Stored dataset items
——————————

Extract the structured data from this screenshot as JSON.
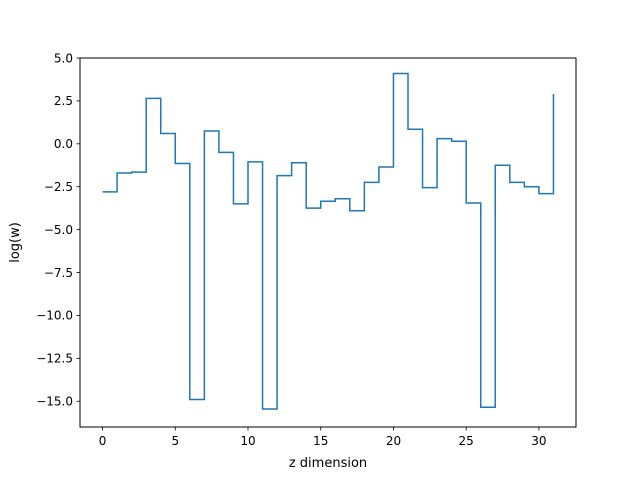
{
  "chart_data": {
    "type": "line",
    "drawstyle": "steps-post",
    "title": "",
    "xlabel": "z dimension",
    "ylabel": "log(w)",
    "xlim": [
      -1.55,
      32.55
    ],
    "ylim": [
      -16.5,
      5.0
    ],
    "xticks": [
      0,
      5,
      10,
      15,
      20,
      25,
      30
    ],
    "xtick_labels": [
      "0",
      "5",
      "10",
      "15",
      "20",
      "25",
      "30"
    ],
    "yticks": [
      5.0,
      2.5,
      0.0,
      -2.5,
      -5.0,
      -7.5,
      -10.0,
      -12.5,
      -15.0
    ],
    "ytick_labels": [
      "5.0",
      "2.5",
      "0.0",
      "−2.5",
      "−5.0",
      "−7.5",
      "−10.0",
      "−12.5",
      "−15.0"
    ],
    "grid": false,
    "color": "#1f77b4",
    "x": [
      0,
      1,
      2,
      3,
      4,
      5,
      6,
      7,
      8,
      9,
      10,
      11,
      12,
      13,
      14,
      15,
      16,
      17,
      18,
      19,
      20,
      21,
      22,
      23,
      24,
      25,
      26,
      27,
      28,
      29,
      30,
      31
    ],
    "y": [
      -2.8,
      -1.7,
      -1.65,
      2.65,
      0.6,
      -1.15,
      -14.9,
      0.75,
      -0.5,
      -3.5,
      -1.05,
      -15.45,
      -1.85,
      -1.1,
      -3.75,
      -3.35,
      -3.2,
      -3.9,
      -2.25,
      -1.35,
      4.1,
      0.85,
      -2.55,
      0.3,
      0.15,
      -3.45,
      -15.35,
      -1.25,
      -2.25,
      -2.5,
      -2.9,
      2.9
    ]
  }
}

——————————

- _Request_
Exactly as written, return every line of the listing, but not the pictures.

- _Written solution_
Extract the structured data from this screenshot as JSON.
{
  "chart_data": {
    "type": "line",
    "drawstyle": "steps-post",
    "title": "",
    "xlabel": "z dimension",
    "ylabel": "log(w)",
    "xlim": [
      -1.55,
      32.55
    ],
    "ylim": [
      -16.5,
      5.0
    ],
    "xticks": [
      0,
      5,
      10,
      15,
      20,
      25,
      30
    ],
    "xtick_labels": [
      "0",
      "5",
      "10",
      "15",
      "20",
      "25",
      "30"
    ],
    "yticks": [
      5.0,
      2.5,
      0.0,
      -2.5,
      -5.0,
      -7.5,
      -10.0,
      -12.5,
      -15.0
    ],
    "ytick_labels": [
      "5.0",
      "2.5",
      "0.0",
      "−2.5",
      "−5.0",
      "−7.5",
      "−10.0",
      "−12.5",
      "−15.0"
    ],
    "grid": false,
    "color": "#1f77b4",
    "x": [
      0,
      1,
      2,
      3,
      4,
      5,
      6,
      7,
      8,
      9,
      10,
      11,
      12,
      13,
      14,
      15,
      16,
      17,
      18,
      19,
      20,
      21,
      22,
      23,
      24,
      25,
      26,
      27,
      28,
      29,
      30,
      31
    ],
    "y": [
      -2.8,
      -1.7,
      -1.65,
      2.65,
      0.6,
      -1.15,
      -14.9,
      0.75,
      -0.5,
      -3.5,
      -1.05,
      -15.45,
      -1.85,
      -1.1,
      -3.75,
      -3.35,
      -3.2,
      -3.9,
      -2.25,
      -1.35,
      4.1,
      0.85,
      -2.55,
      0.3,
      0.15,
      -3.45,
      -15.35,
      -1.25,
      -2.25,
      -2.5,
      -2.9,
      2.9
    ]
  }
}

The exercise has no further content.